TEXTE FOURNI:
....

Pasteur à la retraite André Jufer revient sur son métier et ses combats

«Ce qui m'effare, c'est le déni de l'histoire de la part de nos politiques.» André Jufer ne cache pas ses indignations. Et elles sont nombreuses. Dans son livre «Quand les déshérités souffrent, les multinationales dansent», il revient justement sur l'Histoire, de Jésus-Christ à nos jours, en passant par la traite négrière, l'exil des paysans suisses pour fuir la misère, la montée de l'UDC, la politique d'asile, les révoltes paysannes, et les désastres du néolibéralisme... entre autres. Il crée ainsi des liens historiques, mais aussi des ponts entre les figures du réfugié et du petit paysan. Il y critique notamment l'agro-industrie qui pousse les petits paysans du tiers monde à quitter leurs terres pour une vie meilleure ailleurs (dont une toute petite minorité arrive jusqu'ici).
Comme l'écrit l'ancienne conseillère nationale valaisanne Gabrielle Nanchen dans la postface, les commentaires d'André Jufer sont parfois «virulents», voire «incendiaires». «Je n'ai rien à perdre», rit le pasteur retraité au langage fleuri, ouvert aux critiques lui qui ne pensait jamais être capable d'écrire un livre. Et encore moins de l'éditer. «C'est en le faisant, pendant 4 ans, que j'ai découvert un tas de choses, tout en étant plein de doutes quant à son intérêt», dit-il avec humilité. C'est à ses amis, «des militants de premier ordre», Danielle et Gérard Forster, qu'il dédie son livre, lui qui a eu l'honneur mais aussi la lourde charge émotionnelle de célébrer leurs obsèques.

Un appel divin
Né en 1940 à Begnins, fils de boulanger, André Jufer dit Dédé commence un apprentissage de typographe au journal de Nyon. «A cette époque, on était syndiqué dès l'apprentissage. Mais je n'y connaissais rien.» Son rêve: devenir graphiste. Mais la vie - ou Dieu? - en a décidé autrement. «Un dimanche, au culte, j'écoutais le pasteur sans rien y comprendre, quand j'ai entendu un appel: Dédé, tu seras pasteur! C'est la première et dernière fois que j'ai entendu cette voix. A l'époque, j'ai cru que je devenais fou. Ça m'a foutu les jetons!»

....

EXERCICE:
Répondez à ces questions à partir du texte sur André Jufer.
1. Qui a écrit la postface de son livre ?
2. À qui André Jufer dédie-t-il ce livre ?
3. Quel apprentissage commence-t-il au journal de Nyon ?

SECTION DES DONNÉES:

....

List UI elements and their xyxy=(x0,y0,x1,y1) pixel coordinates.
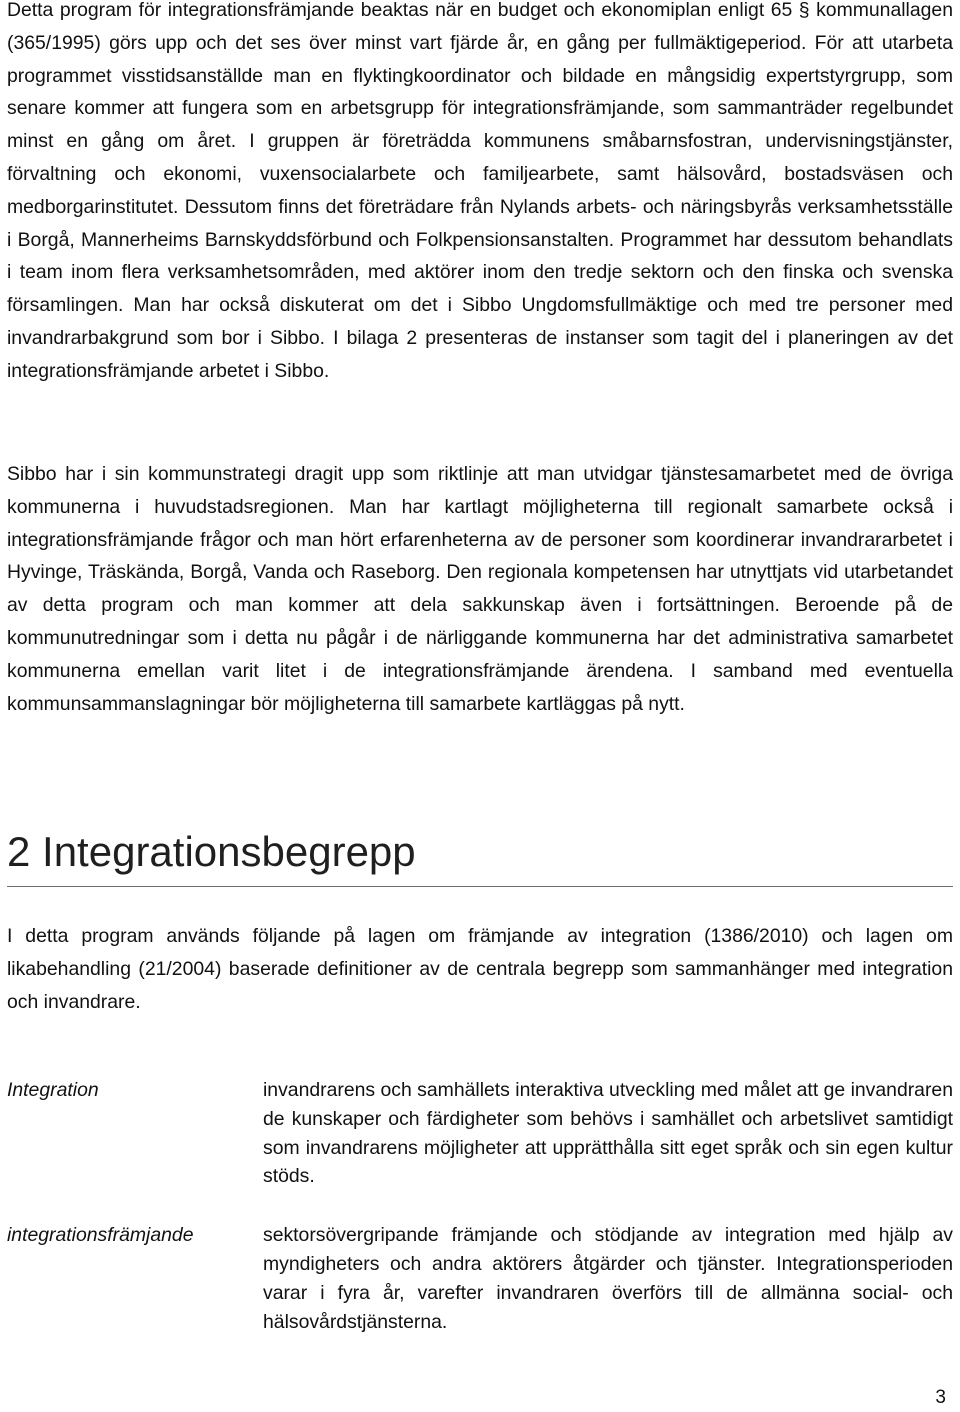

....

CORRIGÉ COMPLET:
1. C'est Gabrielle Nanchen, ancienne conseillère nationale valaisanne.
2. Il le dédie à ses amis Danielle et Gérard Forster.
3. Il commence un apprentissage de typographe.